Data records
☆ ☆ ☆ ☆
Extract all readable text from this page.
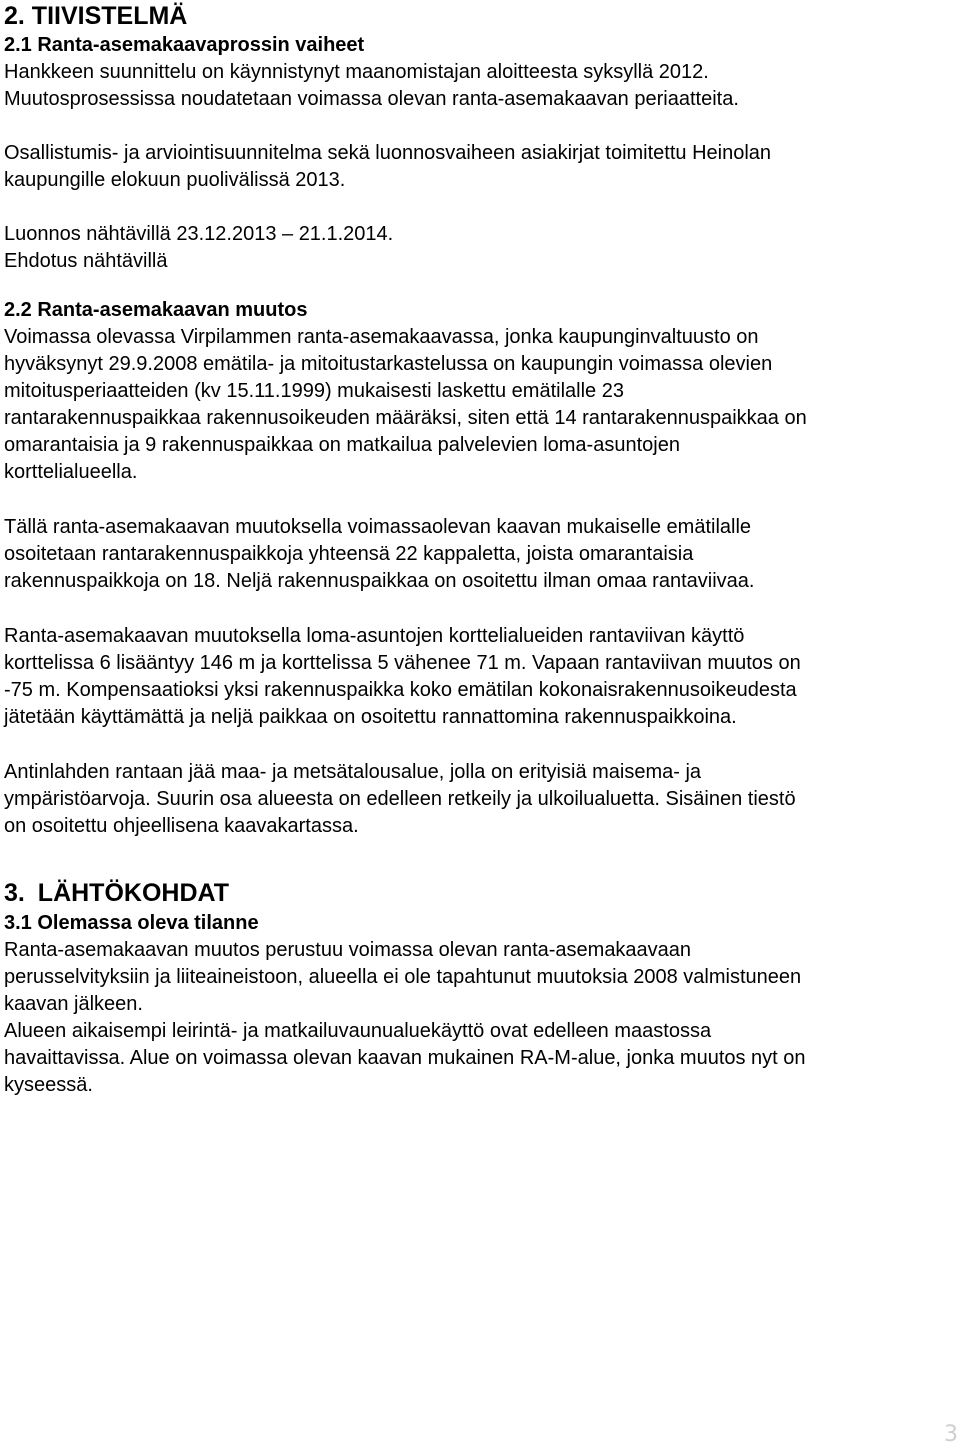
2. TIIVISTELMÄ
2.1 Ranta-asemakaavaprossin vaiheet
Hankkeen suunnittelu on käynnistynyt maanomistajan aloitteesta syksyllä 2012.
Muutosprosessissa noudatetaan voimassa olevan ranta-asemakaavan periaatteita.
Osallistumis- ja arviointisuunnitelma sekä luonnosvaiheen asiakirjat toimitettu Heinolan
kaupungille elokuun puolivälissä 2013.
Luonnos nähtävillä 23.12.2013 – 21.1.2014.
Ehdotus nähtävillä
2.2 Ranta-asemakaavan muutos
Voimassa olevassa Virpilammen ranta-asemakaavassa, jonka kaupunginvaltuusto on
hyväksynyt 29.9.2008 emätila- ja mitoitustarkastelussa on kaupungin voimassa olevien
mitoitusperiaatteiden (kv 15.11.1999) mukaisesti laskettu emätilalle 23
rantarakennuspaikkaa rakennusoikeuden määräksi, siten että 14 rantarakennuspaikkaa on
omarantaisia ja 9 rakennuspaikkaa on matkailua palvelevien loma-asuntojen
korttelialueella.
Tällä ranta-asemakaavan muutoksella voimassaolevan kaavan mukaiselle emätilalle
osoitetaan rantarakennuspaikkoja yhteensä 22 kappaletta, joista omarantaisia
rakennuspaikkoja on 18. Neljä rakennuspaikkaa on osoitettu ilman omaa rantaviivaa.
Ranta-asemakaavan muutoksella loma-asuntojen korttelialueiden rantaviivan käyttö
korttelissa 6 lisääntyy 146 m ja korttelissa 5 vähenee 71 m. Vapaan rantaviivan muutos on
-75 m. Kompensaatioksi yksi rakennuspaikka koko emätilan kokonaisrakennusoikeudesta
jätetään käyttämättä ja neljä paikkaa on osoitettu rannattomina rakennuspaikkoina.
Antinlahden rantaan jää maa- ja metsätalousalue, jolla on erityisiä maisema- ja
ympäristöarvoja. Suurin osa alueesta on edelleen retkeily ja ulkoilualuetta. Sisäinen tiestö
on osoitettu ohjeellisena kaavakartassa.
3. LÄHTÖKOHDAT
3.1 Olemassa oleva tilanne
Ranta-asemakaavan muutos perustuu voimassa olevan ranta-asemakaavaan
perusselvityksiin ja liiteaineistoon, alueella ei ole tapahtunut muutoksia 2008 valmistuneen
kaavan jälkeen.
Alueen aikaisempi leirintä- ja matkailuvaunualuekäyttö ovat edelleen maastossa
havaittavissa. Alue on voimassa olevan kaavan mukainen RA-M-alue, jonka muutos nyt on
kyseessä.
3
☆ ☆ ☆ ☆
• [Exercise task]
Which lines above contain "omarantaisia"? Show each of them.

• [Expected answer]
omarantaisia ja 9 rakennuspaikkaa on matkailua palvelevien loma-asuntojen
osoitetaan rantarakennuspaikkoja yhteensä 22 kappaletta, joista omarantaisia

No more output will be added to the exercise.